#### Task instructions
Rewrite the records, replacing each "rephase-arrow" with "rephasing-arrow" and leaving everything else unchanged.
##### Records for processing
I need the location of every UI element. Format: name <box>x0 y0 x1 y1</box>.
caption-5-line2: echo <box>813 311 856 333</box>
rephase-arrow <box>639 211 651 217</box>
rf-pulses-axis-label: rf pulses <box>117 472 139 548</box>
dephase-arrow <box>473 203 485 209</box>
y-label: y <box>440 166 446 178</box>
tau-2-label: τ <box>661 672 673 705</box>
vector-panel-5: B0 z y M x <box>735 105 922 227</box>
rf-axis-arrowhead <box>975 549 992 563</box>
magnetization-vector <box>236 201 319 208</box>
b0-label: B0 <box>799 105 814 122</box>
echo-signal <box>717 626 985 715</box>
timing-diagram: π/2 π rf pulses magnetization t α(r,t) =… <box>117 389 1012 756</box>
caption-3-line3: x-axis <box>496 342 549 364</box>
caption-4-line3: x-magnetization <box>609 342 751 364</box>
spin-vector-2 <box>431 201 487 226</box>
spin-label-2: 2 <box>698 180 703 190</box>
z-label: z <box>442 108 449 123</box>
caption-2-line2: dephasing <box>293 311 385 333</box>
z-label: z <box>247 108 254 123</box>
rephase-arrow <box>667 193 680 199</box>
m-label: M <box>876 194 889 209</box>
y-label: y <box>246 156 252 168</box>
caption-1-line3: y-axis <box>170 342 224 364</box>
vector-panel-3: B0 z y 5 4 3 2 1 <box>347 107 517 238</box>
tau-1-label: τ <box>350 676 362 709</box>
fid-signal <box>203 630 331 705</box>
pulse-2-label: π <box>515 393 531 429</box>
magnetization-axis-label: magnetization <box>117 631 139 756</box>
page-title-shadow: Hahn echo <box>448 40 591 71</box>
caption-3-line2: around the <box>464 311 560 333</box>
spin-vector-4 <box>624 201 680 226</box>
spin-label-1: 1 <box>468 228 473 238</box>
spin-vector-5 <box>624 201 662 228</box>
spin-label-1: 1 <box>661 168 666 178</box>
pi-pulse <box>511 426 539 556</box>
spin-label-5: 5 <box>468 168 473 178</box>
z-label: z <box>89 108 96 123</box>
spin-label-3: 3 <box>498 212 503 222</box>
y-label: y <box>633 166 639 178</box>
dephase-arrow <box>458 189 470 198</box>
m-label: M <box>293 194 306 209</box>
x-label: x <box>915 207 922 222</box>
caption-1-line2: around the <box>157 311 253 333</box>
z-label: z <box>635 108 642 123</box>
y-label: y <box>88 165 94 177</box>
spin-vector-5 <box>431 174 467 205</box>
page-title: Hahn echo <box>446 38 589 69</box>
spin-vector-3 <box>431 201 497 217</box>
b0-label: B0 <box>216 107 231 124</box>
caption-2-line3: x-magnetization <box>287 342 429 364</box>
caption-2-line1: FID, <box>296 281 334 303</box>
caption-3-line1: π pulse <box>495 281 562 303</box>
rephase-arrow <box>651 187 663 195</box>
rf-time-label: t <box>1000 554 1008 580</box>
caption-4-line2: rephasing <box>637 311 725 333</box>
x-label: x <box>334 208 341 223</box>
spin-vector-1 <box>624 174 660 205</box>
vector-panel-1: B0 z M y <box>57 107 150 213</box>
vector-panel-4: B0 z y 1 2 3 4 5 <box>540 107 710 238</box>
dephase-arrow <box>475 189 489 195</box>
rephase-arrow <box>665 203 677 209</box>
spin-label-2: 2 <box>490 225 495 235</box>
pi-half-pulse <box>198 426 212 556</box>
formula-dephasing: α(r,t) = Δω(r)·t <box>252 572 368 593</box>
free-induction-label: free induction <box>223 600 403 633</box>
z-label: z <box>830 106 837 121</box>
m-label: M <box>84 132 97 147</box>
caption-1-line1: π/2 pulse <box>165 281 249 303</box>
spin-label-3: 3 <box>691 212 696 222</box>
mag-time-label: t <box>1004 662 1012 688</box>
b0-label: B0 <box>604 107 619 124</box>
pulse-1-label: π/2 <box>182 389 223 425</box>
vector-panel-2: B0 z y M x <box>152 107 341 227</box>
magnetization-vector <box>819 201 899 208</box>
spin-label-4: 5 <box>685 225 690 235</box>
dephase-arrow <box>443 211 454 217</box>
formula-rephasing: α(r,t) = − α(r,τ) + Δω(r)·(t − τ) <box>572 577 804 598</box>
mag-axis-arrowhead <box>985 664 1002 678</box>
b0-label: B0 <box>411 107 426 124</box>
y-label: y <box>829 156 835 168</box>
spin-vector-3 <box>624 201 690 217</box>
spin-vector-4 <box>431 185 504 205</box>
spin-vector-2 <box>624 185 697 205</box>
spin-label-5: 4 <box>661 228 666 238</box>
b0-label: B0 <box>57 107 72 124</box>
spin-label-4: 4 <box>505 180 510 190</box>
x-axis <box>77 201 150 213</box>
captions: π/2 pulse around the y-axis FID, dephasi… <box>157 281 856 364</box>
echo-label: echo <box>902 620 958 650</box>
##########
#### Completed task
I need the location of every UI element. Format: name <box>x0 y0 x1 y1</box>.
caption-5-line2: echo <box>813 311 856 333</box>
rephasing-arrow <box>639 211 651 217</box>
rf-pulses-axis-label: rf pulses <box>117 472 139 548</box>
dephase-arrow <box>473 203 485 209</box>
y-label: y <box>440 166 446 178</box>
tau-2-label: τ <box>661 672 673 705</box>
vector-panel-5: B0 z y M x <box>735 105 922 227</box>
rf-axis-arrowhead <box>975 549 992 563</box>
magnetization-vector <box>236 201 319 208</box>
b0-label: B0 <box>799 105 814 122</box>
echo-signal <box>717 626 985 715</box>
timing-diagram: π/2 π rf pulses magnetization t α(r,t) =… <box>117 389 1012 756</box>
caption-3-line3: x-axis <box>496 342 549 364</box>
caption-4-line3: x-magnetization <box>609 342 751 364</box>
spin-vector-2 <box>431 201 487 226</box>
spin-label-2: 2 <box>698 180 703 190</box>
z-label: z <box>442 108 449 123</box>
caption-2-line2: dephasing <box>293 311 385 333</box>
z-label: z <box>247 108 254 123</box>
rephasing-arrow <box>667 193 680 199</box>
m-label: M <box>876 194 889 209</box>
y-label: y <box>246 156 252 168</box>
caption-1-line3: y-axis <box>170 342 224 364</box>
vector-panel-3: B0 z y 5 4 3 2 1 <box>347 107 517 238</box>
tau-1-label: τ <box>350 676 362 709</box>
fid-signal <box>203 630 331 705</box>
pulse-2-label: π <box>515 393 531 429</box>
magnetization-axis-label: magnetization <box>117 631 139 756</box>
page-title-shadow: Hahn echo <box>448 40 591 71</box>
caption-3-line2: around the <box>464 311 560 333</box>
spin-vector-4 <box>624 201 680 226</box>
spin-label-1: 1 <box>468 228 473 238</box>
spin-vector-5 <box>624 201 662 228</box>
spin-label-1: 1 <box>661 168 666 178</box>
pi-pulse <box>511 426 539 556</box>
spin-label-5: 5 <box>468 168 473 178</box>
z-label: z <box>89 108 96 123</box>
spin-label-3: 3 <box>498 212 503 222</box>
y-label: y <box>633 166 639 178</box>
dephase-arrow <box>458 189 470 198</box>
m-label: M <box>293 194 306 209</box>
x-label: x <box>915 207 922 222</box>
caption-1-line2: around the <box>157 311 253 333</box>
z-label: z <box>635 108 642 123</box>
y-label: y <box>88 165 94 177</box>
spin-vector-5 <box>431 174 467 205</box>
page-title: Hahn echo <box>446 38 589 69</box>
spin-vector-3 <box>431 201 497 217</box>
b0-label: B0 <box>216 107 231 124</box>
caption-2-line3: x-magnetization <box>287 342 429 364</box>
caption-2-line1: FID, <box>296 281 334 303</box>
caption-3-line1: π pulse <box>495 281 562 303</box>
rephasing-arrow <box>651 187 663 195</box>
rf-time-label: t <box>1000 554 1008 580</box>
caption-4-line2: rephasing <box>637 311 725 333</box>
x-label: x <box>334 208 341 223</box>
spin-vector-1 <box>624 174 660 205</box>
vector-panel-1: B0 z M y <box>57 107 150 213</box>
vector-panel-4: B0 z y 1 2 3 4 5 <box>540 107 710 238</box>
dephase-arrow <box>475 189 489 195</box>
rephasing-arrow <box>665 203 677 209</box>
spin-label-2: 2 <box>490 225 495 235</box>
pi-half-pulse <box>198 426 212 556</box>
formula-dephasing: α(r,t) = Δω(r)·t <box>252 572 368 593</box>
free-induction-label: free induction <box>223 600 403 633</box>
z-label: z <box>830 106 837 121</box>
m-label: M <box>84 132 97 147</box>
caption-1-line1: π/2 pulse <box>165 281 249 303</box>
spin-label-3: 3 <box>691 212 696 222</box>
mag-time-label: t <box>1004 662 1012 688</box>
b0-label: B0 <box>604 107 619 124</box>
pulse-1-label: π/2 <box>182 389 223 425</box>
vector-panel-2: B0 z y M x <box>152 107 341 227</box>
magnetization-vector <box>819 201 899 208</box>
spin-label-4: 5 <box>685 225 690 235</box>
dephase-arrow <box>443 211 454 217</box>
formula-rephasing: α(r,t) = − α(r,τ) + Δω(r)·(t − τ) <box>572 577 804 598</box>
mag-axis-arrowhead <box>985 664 1002 678</box>
b0-label: B0 <box>411 107 426 124</box>
y-label: y <box>829 156 835 168</box>
spin-vector-3 <box>624 201 690 217</box>
spin-vector-4 <box>431 185 504 205</box>
spin-vector-2 <box>624 185 697 205</box>
spin-label-5: 4 <box>661 228 666 238</box>
b0-label: B0 <box>57 107 72 124</box>
spin-label-4: 4 <box>505 180 510 190</box>
x-axis <box>77 201 150 213</box>
captions: π/2 pulse around the y-axis FID, dephasi… <box>157 281 856 364</box>
echo-label: echo <box>902 620 958 650</box>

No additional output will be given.